start ROWS
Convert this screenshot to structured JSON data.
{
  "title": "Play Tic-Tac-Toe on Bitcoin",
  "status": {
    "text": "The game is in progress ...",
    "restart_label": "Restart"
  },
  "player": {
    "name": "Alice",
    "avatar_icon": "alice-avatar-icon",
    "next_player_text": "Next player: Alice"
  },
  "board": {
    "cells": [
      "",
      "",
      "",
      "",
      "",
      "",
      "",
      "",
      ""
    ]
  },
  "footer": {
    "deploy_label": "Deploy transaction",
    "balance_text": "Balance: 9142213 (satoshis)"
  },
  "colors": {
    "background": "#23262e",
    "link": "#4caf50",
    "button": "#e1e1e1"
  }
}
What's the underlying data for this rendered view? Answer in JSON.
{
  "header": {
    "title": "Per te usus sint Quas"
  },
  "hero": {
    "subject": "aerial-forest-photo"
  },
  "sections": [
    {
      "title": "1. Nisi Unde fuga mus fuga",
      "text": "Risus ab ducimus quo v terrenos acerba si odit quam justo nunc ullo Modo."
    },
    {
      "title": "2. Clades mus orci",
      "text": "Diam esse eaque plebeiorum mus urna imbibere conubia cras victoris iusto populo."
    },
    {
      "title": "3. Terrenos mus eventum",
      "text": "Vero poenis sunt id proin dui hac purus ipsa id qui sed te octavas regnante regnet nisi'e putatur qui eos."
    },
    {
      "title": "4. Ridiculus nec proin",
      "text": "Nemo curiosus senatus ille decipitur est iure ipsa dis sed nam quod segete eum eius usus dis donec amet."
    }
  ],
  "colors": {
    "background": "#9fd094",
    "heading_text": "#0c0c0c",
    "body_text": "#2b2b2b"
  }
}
end ROWS
REQUIRED WORK:
Transcribe all of the lines in the records precisely.

RESPONSE:
Convert this screenshot to structured JSON data.
{
  "title": "Play Tic-Tac-Toe on Bitcoin",
  "status": {
    "text": "The game is in progress ...",
    "restart_label": "Restart"
  },
  "player": {
    "name": "Alice",
    "avatar_icon": "alice-avatar-icon",
    "next_player_text": "Next player: Alice"
  },
  "board": {
    "cells": [
      "",
      "",
      "",
      "",
      "",
      "",
      "",
      "",
      ""
    ]
  },
  "footer": {
    "deploy_label": "Deploy transaction",
    "balance_text": "Balance: 9142213 (satoshis)"
  },
  "colors": {
    "background": "#23262e",
    "link": "#4caf50",
    "button": "#e1e1e1"
  }
}
What's the underlying data for this rendered view? Answer in JSON.
{
  "header": {
    "title": "Per te usus sint Quas"
  },
  "hero": {
    "subject": "aerial-forest-photo"
  },
  "sections": [
    {
      "title": "1. Nisi Unde fuga mus fuga",
      "text": "Risus ab ducimus quo v terrenos acerba si odit quam justo nunc ullo Modo."
    },
    {
      "title": "2. Clades mus orci",
      "text": "Diam esse eaque plebeiorum mus urna imbibere conubia cras victoris iusto populo."
    },
    {
      "title": "3. Terrenos mus eventum",
      "text": "Vero poenis sunt id proin dui hac purus ipsa id qui sed te octavas regnante regnet nisi'e putatur qui eos."
    },
    {
      "title": "4. Ridiculus nec proin",
      "text": "Nemo curiosus senatus ille decipitur est iure ipsa dis sed nam quod segete eum eius usus dis donec amet."
    }
  ],
  "colors": {
    "background": "#9fd094",
    "heading_text": "#0c0c0c",
    "body_text": "#2b2b2b"
  }
}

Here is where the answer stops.